Instructions to follow:
Return every line of the data below that includes the string "Error".

Records supplied:
## start
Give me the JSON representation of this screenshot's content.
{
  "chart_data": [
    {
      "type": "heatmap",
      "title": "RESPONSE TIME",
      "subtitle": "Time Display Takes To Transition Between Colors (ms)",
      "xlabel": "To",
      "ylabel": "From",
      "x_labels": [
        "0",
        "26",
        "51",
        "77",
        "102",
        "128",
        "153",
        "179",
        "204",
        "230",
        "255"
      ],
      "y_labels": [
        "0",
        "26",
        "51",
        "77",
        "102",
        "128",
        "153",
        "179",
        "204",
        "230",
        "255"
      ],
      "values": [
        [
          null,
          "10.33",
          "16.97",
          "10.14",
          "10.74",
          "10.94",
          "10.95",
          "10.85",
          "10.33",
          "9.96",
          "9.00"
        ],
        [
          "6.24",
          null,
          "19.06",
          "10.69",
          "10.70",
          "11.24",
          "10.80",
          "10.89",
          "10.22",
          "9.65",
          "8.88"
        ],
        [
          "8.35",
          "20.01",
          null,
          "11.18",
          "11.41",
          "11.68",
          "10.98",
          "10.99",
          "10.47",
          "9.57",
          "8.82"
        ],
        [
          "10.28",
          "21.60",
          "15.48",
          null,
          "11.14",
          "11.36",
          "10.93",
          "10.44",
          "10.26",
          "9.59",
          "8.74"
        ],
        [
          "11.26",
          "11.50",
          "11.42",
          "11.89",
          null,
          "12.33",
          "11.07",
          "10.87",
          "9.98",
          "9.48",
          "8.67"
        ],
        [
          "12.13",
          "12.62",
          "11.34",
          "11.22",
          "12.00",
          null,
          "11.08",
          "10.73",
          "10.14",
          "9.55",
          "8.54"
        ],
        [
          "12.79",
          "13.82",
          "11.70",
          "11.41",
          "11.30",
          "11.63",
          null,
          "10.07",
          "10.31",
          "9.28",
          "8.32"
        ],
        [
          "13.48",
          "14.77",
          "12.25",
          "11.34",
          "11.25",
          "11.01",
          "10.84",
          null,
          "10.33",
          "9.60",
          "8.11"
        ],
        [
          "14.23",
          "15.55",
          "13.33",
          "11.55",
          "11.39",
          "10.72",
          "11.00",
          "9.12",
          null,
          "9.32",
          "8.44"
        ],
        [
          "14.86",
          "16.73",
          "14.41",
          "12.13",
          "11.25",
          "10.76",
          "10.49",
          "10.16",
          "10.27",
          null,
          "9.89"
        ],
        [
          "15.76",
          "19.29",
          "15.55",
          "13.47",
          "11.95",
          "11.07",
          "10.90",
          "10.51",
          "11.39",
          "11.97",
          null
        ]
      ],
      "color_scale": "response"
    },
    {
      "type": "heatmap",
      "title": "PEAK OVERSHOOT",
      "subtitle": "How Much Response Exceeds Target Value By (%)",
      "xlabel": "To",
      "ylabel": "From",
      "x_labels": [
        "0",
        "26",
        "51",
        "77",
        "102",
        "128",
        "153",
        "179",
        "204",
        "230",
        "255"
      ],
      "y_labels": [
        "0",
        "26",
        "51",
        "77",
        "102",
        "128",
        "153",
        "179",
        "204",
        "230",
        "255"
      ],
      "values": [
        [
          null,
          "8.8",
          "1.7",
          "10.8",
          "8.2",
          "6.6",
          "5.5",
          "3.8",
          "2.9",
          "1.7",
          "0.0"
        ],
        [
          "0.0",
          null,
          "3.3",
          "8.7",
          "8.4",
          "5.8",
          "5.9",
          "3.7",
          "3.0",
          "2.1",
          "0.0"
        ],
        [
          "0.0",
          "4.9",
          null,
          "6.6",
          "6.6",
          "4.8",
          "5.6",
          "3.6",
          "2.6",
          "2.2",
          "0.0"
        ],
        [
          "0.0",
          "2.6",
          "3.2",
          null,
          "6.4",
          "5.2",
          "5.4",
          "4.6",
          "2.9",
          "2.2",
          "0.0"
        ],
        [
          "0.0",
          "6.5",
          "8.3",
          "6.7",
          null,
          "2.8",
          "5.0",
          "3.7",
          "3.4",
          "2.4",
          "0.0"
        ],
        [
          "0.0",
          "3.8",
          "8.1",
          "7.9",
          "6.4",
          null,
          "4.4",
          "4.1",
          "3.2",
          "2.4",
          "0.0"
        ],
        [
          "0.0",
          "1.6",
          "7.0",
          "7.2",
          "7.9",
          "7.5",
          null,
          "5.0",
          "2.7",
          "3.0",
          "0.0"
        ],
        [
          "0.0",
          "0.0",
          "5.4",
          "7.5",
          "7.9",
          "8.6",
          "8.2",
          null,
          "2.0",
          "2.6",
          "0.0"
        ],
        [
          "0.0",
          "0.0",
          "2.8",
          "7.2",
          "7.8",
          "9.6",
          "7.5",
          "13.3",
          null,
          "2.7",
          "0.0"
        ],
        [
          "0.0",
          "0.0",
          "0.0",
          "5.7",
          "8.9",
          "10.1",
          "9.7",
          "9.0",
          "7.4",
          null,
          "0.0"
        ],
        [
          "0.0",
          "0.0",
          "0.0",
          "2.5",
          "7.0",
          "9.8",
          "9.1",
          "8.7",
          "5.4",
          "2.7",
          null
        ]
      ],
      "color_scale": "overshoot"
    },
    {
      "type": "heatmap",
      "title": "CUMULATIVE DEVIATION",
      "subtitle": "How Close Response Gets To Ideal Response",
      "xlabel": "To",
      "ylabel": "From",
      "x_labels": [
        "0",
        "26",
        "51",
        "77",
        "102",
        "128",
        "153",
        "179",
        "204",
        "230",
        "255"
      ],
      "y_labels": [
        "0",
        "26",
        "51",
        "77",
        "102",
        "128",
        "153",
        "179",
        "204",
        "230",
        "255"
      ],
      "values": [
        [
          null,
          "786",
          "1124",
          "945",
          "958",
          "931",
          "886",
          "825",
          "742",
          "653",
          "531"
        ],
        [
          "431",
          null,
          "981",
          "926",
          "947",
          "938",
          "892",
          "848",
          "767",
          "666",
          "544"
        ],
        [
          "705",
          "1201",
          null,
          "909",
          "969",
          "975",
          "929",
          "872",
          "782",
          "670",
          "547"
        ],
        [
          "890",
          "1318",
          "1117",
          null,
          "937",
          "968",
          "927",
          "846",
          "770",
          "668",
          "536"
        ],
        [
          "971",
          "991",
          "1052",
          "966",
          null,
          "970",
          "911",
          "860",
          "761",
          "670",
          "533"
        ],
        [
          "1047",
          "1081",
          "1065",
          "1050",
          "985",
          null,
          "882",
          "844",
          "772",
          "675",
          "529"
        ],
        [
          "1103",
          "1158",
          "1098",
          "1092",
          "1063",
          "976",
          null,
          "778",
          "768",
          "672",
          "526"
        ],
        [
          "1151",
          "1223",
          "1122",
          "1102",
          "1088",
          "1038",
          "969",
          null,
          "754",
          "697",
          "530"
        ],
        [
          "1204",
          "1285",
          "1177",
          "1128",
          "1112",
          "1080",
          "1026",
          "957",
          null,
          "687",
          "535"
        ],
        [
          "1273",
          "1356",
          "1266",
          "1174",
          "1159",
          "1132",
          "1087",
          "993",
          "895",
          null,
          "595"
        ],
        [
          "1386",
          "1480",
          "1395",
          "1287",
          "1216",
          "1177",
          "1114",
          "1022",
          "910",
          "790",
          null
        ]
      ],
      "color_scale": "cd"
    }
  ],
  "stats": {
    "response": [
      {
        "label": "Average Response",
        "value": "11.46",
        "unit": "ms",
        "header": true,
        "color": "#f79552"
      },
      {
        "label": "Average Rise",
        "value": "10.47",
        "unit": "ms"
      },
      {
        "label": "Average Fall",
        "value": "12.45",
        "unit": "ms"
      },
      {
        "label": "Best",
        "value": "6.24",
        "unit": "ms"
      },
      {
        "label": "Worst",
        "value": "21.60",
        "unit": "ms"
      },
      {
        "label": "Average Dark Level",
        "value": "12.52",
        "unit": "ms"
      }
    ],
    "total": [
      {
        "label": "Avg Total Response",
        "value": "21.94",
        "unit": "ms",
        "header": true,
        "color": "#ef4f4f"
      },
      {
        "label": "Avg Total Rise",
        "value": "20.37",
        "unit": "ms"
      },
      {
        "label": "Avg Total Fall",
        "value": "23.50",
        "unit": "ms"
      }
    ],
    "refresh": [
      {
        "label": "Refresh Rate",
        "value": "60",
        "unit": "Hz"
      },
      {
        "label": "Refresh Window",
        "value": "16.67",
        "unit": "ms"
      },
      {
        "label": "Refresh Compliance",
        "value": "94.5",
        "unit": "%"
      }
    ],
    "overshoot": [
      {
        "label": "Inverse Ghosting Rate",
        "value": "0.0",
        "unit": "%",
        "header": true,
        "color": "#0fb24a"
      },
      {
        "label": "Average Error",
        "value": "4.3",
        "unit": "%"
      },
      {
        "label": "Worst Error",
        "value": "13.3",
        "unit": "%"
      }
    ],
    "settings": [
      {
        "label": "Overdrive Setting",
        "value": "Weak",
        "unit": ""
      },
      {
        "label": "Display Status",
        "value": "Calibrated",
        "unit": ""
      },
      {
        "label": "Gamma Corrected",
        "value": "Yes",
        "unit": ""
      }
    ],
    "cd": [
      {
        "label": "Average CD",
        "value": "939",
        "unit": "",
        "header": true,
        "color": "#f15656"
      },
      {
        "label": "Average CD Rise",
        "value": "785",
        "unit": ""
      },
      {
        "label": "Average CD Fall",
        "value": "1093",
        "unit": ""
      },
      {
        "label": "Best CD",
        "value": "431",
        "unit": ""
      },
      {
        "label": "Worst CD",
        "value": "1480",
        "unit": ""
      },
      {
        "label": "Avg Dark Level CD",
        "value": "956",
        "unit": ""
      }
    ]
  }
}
## end
Exercise response:
        "label": "Average Error",
        "label": "Worst Error",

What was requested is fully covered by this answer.